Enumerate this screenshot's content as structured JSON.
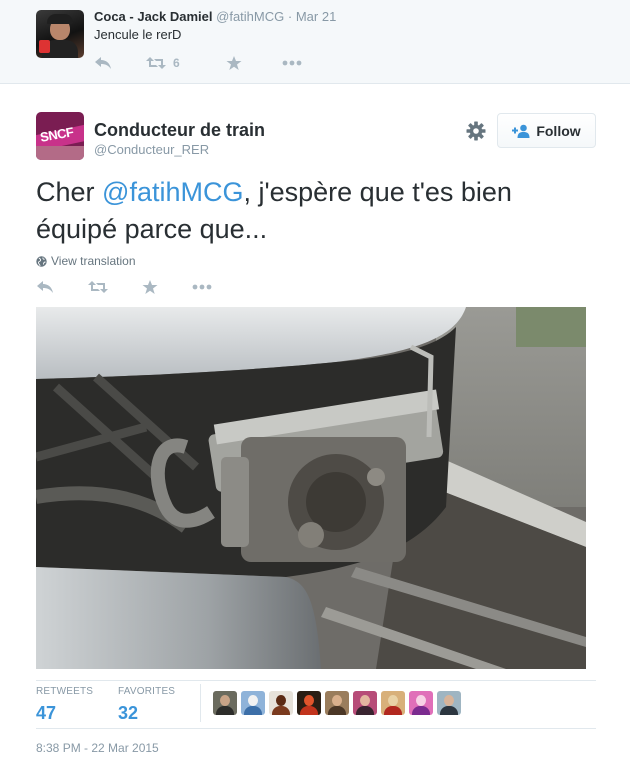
{
  "reply_context": {
    "name": "Coca - Jack Damiel",
    "handle": "@fatihMCG",
    "date": "Mar 21",
    "separator": "·",
    "text": "Jencule le rerD",
    "retweet_count": "6",
    "icons": [
      "reply-icon",
      "retweet-icon",
      "favorite-icon",
      "more-icon"
    ]
  },
  "tweet": {
    "name": "Conducteur de train",
    "handle": "@Conducteur_RER",
    "text_before": "Cher ",
    "mention": "@fatihMCG",
    "text_after": ", j'espère que t'es bien équipé parce que...",
    "translate_label": "View translation",
    "follow_label": "Follow",
    "avatar_logo_text": "SNCF",
    "icons": [
      "gear-icon",
      "follow-person-icon",
      "globe-icon",
      "reply-icon",
      "retweet-icon",
      "favorite-icon",
      "more-icon"
    ]
  },
  "stats": {
    "retweets_label": "RETWEETS",
    "retweets_value": "47",
    "favorites_label": "FAVORITES",
    "favorites_value": "32",
    "favoriter_avatar_count": 9
  },
  "timestamp": "8:38 PM - 22 Mar 2015",
  "colors": {
    "link": "#3b94d9",
    "muted": "#8899a6",
    "icon": "#aab8c2",
    "text": "#292f33",
    "context_bg": "#f5f8fa",
    "border": "#e1e8ed"
  }
}
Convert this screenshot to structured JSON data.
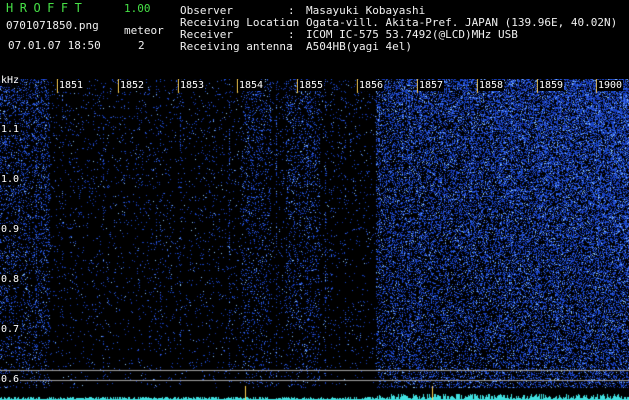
{
  "header": {
    "app_title": "HROFFT",
    "app_version": "1.00",
    "file_name": "0701071850.png",
    "detect_label": "meteor",
    "timestamp": "07.01.07 18:50",
    "meteor_count": "2"
  },
  "station_info": [
    {
      "label": "Observer",
      "value": "Masayuki Kobayashi"
    },
    {
      "label": "Receiving Location",
      "value": "Ogata-vill. Akita-Pref. JAPAN (139.96E, 40.02N)"
    },
    {
      "label": "Receiver",
      "value": "ICOM IC-575 53.7492(@LCD)MHz USB"
    },
    {
      "label": "Receiving antenna",
      "value": "A504HB(yagi 4el)"
    }
  ],
  "separator": ":",
  "spectrogram": {
    "freq_unit": "kHz",
    "time_ticks": [
      "1851",
      "1852",
      "1853",
      "1854",
      "1855",
      "1856",
      "1857",
      "1858",
      "1859",
      "1900"
    ],
    "freq_ticks": [
      "1.1",
      "1.0",
      "0.9",
      "0.8",
      "0.7",
      "0.6"
    ],
    "colors": {
      "background": "#000000",
      "noise": "#1e3cc8",
      "strong": "#8cc8ff",
      "marker_lines": "#ffd050",
      "baseline": "#40e0e0",
      "ref_lines": "#a0a0a0"
    }
  }
}
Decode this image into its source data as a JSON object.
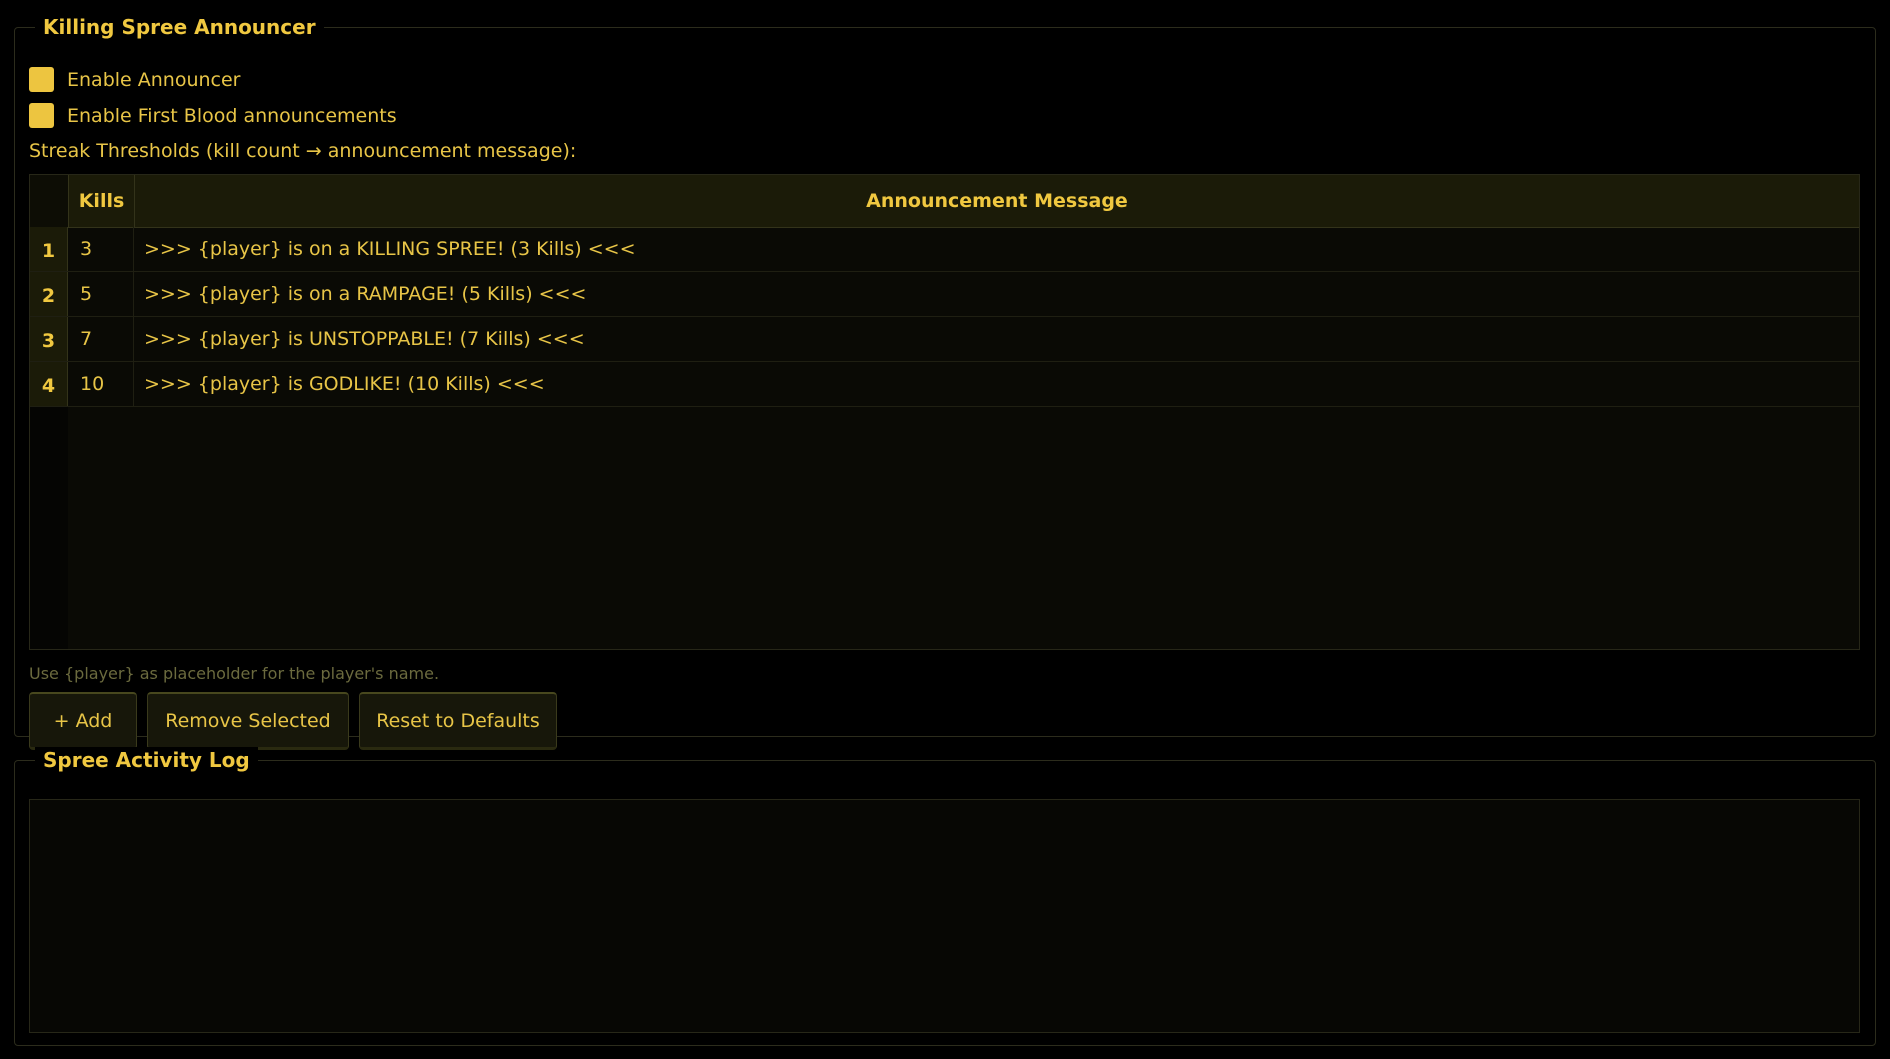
{
  "announcer": {
    "title": "Killing Spree Announcer",
    "enable_label": "Enable Announcer",
    "enable_checked": true,
    "firstblood_label": "Enable First Blood announcements",
    "firstblood_checked": true,
    "thresholds_label": "Streak Thresholds (kill count → announcement message):",
    "table": {
      "columns": [
        "Kills",
        "Announcement Message"
      ],
      "rows": [
        {
          "num": "1",
          "kills": "3",
          "message": ">>> {player} is on a KILLING SPREE! (3 Kills) <<<"
        },
        {
          "num": "2",
          "kills": "5",
          "message": ">>> {player} is on a RAMPAGE! (5 Kills) <<<"
        },
        {
          "num": "3",
          "kills": "7",
          "message": ">>> {player} is UNSTOPPABLE! (7 Kills) <<<"
        },
        {
          "num": "4",
          "kills": "10",
          "message": ">>> {player} is GODLIKE! (10 Kills) <<<"
        }
      ]
    },
    "hint": "Use {player} as placeholder for the player's name.",
    "buttons": {
      "add": "+ Add",
      "remove": "Remove Selected",
      "reset": "Reset to Defaults"
    }
  },
  "log": {
    "title": "Spree Activity Log",
    "content": ""
  },
  "colors": {
    "accent": "#edc540",
    "background": "#000000",
    "header_bg": "#1b1b08",
    "hint_text": "#6b6a3e"
  }
}
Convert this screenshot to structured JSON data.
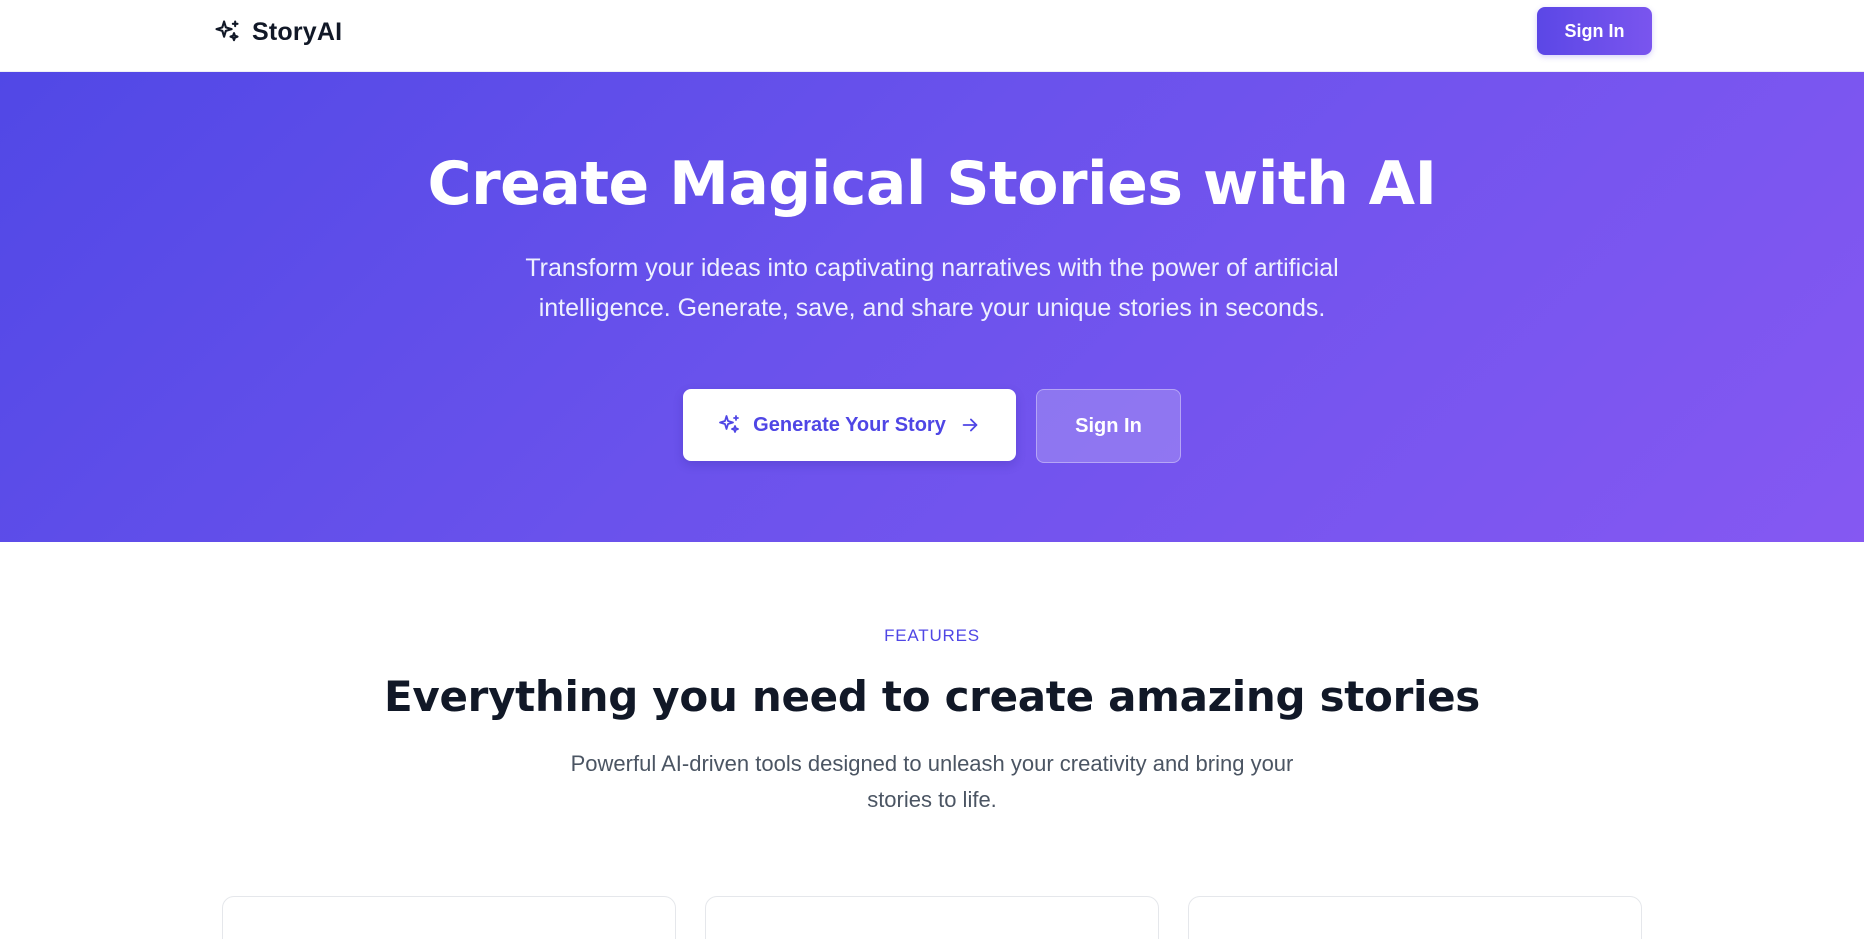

***

▸ **Task brief**
Say, as a single number and nothing more, how many lines of the entries contain the word "true".

▸ **The result**
2